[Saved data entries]
+++

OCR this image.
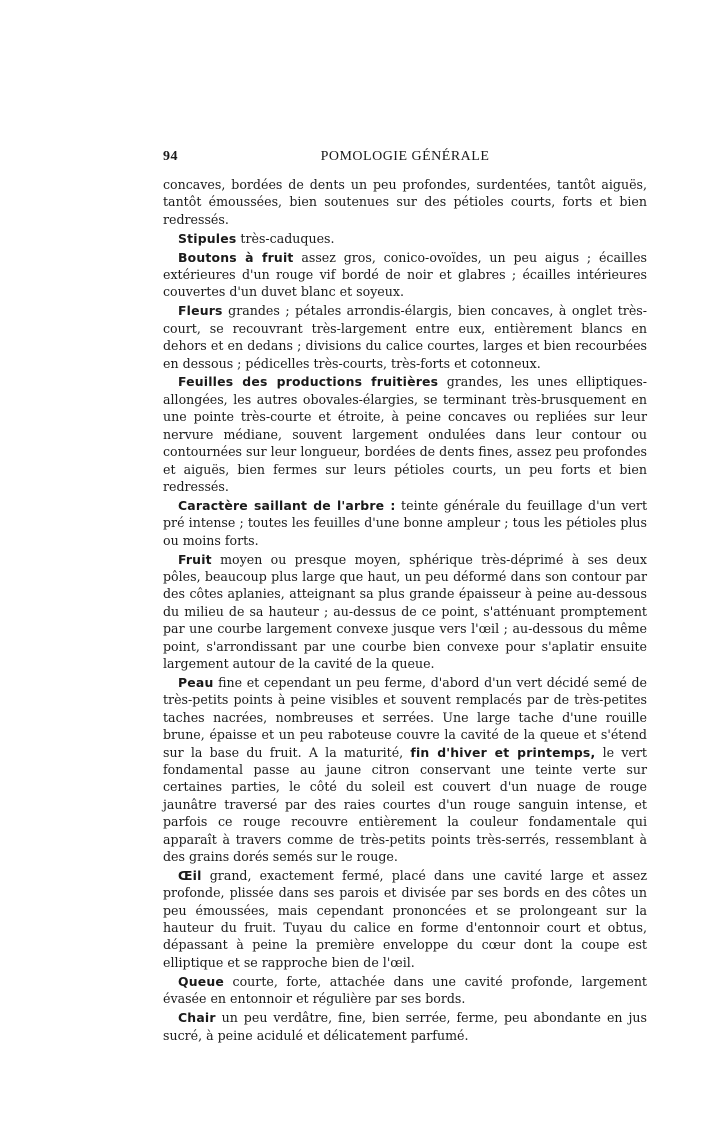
94	POMOLOGIE GÉNÉRALE

concaves, bordées de dents un peu profondes, surdentées, tantôt aiguës, tantôt émoussées, bien soutenues sur des pétioles courts, forts et bien redressés.

Stipules très-caduques.

Boutons à fruit assez gros, conico-ovoïdes, un peu aigus ; écailles extérieures d'un rouge vif bordé de noir et glabres ; écailles intérieures couvertes d'un duvet blanc et soyeux.

Fleurs grandes ; pétales arrondis-élargis, bien concaves, à onglet très-court, se recouvrant très-largement entre eux, entièrement blancs en dehors et en dedans ; divisions du calice courtes, larges et bien recourbées en dessous ; pédicelles très-courts, très-forts et cotonneux.

Feuilles des productions fruitières grandes, les unes elliptiques-allongées, les autres obovales-élargies, se terminant très-brusquement en une pointe très-courte et étroite, à peine concaves ou repliées sur leur nervure médiane, souvent largement ondulées dans leur contour ou contournées sur leur longueur, bordées de dents fines, assez peu profondes et aiguës, bien fermes sur leurs pétioles courts, un peu forts et bien redressés.

Caractère saillant de l'arbre : teinte générale du feuillage d'un vert pré intense ; toutes les feuilles d'une bonne ampleur ; tous les pétioles plus ou moins forts.

Fruit moyen ou presque moyen, sphérique très-déprimé à ses deux pôles, beaucoup plus large que haut, un peu déformé dans son contour par des côtes aplanies, atteignant sa plus grande épaisseur à peine au-dessous du milieu de sa hauteur ; au-dessus de ce point, s'atténuant promptement par une courbe largement convexe jusque vers l'œil ; au-dessous du même point, s'arrondissant par une courbe bien convexe pour s'aplatir ensuite largement autour de la cavité de la queue.

Peau fine et cependant un peu ferme, d'abord d'un vert décidé semé de très-petits points à peine visibles et souvent remplacés par de très-petites taches nacrées, nombreuses et serrées. Une large tache d'une rouille brune, épaisse et un peu raboteuse couvre la cavité de la queue et s'étend sur la base du fruit. A la maturité, fin d'hiver et printemps, le vert fondamental passe au jaune citron conservant une teinte verte sur certaines parties, le côté du soleil est couvert d'un nuage de rouge jaunâtre traversé par des raies courtes d'un rouge sanguin intense, et parfois ce rouge recouvre entièrement la couleur fondamentale qui apparaît à travers comme de très-petits points très-serrés, ressemblant à des grains dorés semés sur le rouge.

Œil grand, exactement fermé, placé dans une cavité large et assez profonde, plissée dans ses parois et divisée par ses bords en des côtes un peu émoussées, mais cependant prononcées et se prolongeant sur la hauteur du fruit. Tuyau du calice en forme d'entonnoir court et obtus, dépassant à peine la première enveloppe du cœur dont la coupe est elliptique et se rapproche bien de l'œil.

Queue courte, forte, attachée dans une cavité profonde, largement évasée en entonnoir et régulière par ses bords.

Chair un peu verdâtre, fine, bien serrée, ferme, peu abondante en jus sucré, à peine acidulé et délicatement parfumé.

+++

# PROBLEM:
Set down all the data again exactly as above, pictures excluded.

# WORKED SOLUTION:
OCR this image.
94	POMOLOGIE GÉNÉRALE

concaves, bordées de dents un peu profondes, surdentées, tantôt aiguës, tantôt émoussées, bien soutenues sur des pétioles courts, forts et bien redressés.

Stipules très-caduques.

Boutons à fruit assez gros, conico-ovoïdes, un peu aigus ; écailles extérieures d'un rouge vif bordé de noir et glabres ; écailles intérieures couvertes d'un duvet blanc et soyeux.

Fleurs grandes ; pétales arrondis-élargis, bien concaves, à onglet très-court, se recouvrant très-largement entre eux, entièrement blancs en dehors et en dedans ; divisions du calice courtes, larges et bien recourbées en dessous ; pédicelles très-courts, très-forts et cotonneux.

Feuilles des productions fruitières grandes, les unes elliptiques-allongées, les autres obovales-élargies, se terminant très-brusquement en une pointe très-courte et étroite, à peine concaves ou repliées sur leur nervure médiane, souvent largement ondulées dans leur contour ou contournées sur leur longueur, bordées de dents fines, assez peu profondes et aiguës, bien fermes sur leurs pétioles courts, un peu forts et bien redressés.

Caractère saillant de l'arbre : teinte générale du feuillage d'un vert pré intense ; toutes les feuilles d'une bonne ampleur ; tous les pétioles plus ou moins forts.

Fruit moyen ou presque moyen, sphérique très-déprimé à ses deux pôles, beaucoup plus large que haut, un peu déformé dans son contour par des côtes aplanies, atteignant sa plus grande épaisseur à peine au-dessous du milieu de sa hauteur ; au-dessus de ce point, s'atténuant promptement par une courbe largement convexe jusque vers l'œil ; au-dessous du même point, s'arrondissant par une courbe bien convexe pour s'aplatir ensuite largement autour de la cavité de la queue.

Peau fine et cependant un peu ferme, d'abord d'un vert décidé semé de très-petits points à peine visibles et souvent remplacés par de très-petites taches nacrées, nombreuses et serrées. Une large tache d'une rouille brune, épaisse et un peu raboteuse couvre la cavité de la queue et s'étend sur la base du fruit. A la maturité, fin d'hiver et printemps, le vert fondamental passe au jaune citron conservant une teinte verte sur certaines parties, le côté du soleil est couvert d'un nuage de rouge jaunâtre traversé par des raies courtes d'un rouge sanguin intense, et parfois ce rouge recouvre entièrement la couleur fondamentale qui apparaît à travers comme de très-petits points très-serrés, ressemblant à des grains dorés semés sur le rouge.

Œil grand, exactement fermé, placé dans une cavité large et assez profonde, plissée dans ses parois et divisée par ses bords en des côtes un peu émoussées, mais cependant prononcées et se prolongeant sur la hauteur du fruit. Tuyau du calice en forme d'entonnoir court et obtus, dépassant à peine la première enveloppe du cœur dont la coupe est elliptique et se rapproche bien de l'œil.

Queue courte, forte, attachée dans une cavité profonde, largement évasée en entonnoir et régulière par ses bords.

Chair un peu verdâtre, fine, bien serrée, ferme, peu abondante en jus sucré, à peine acidulé et délicatement parfumé.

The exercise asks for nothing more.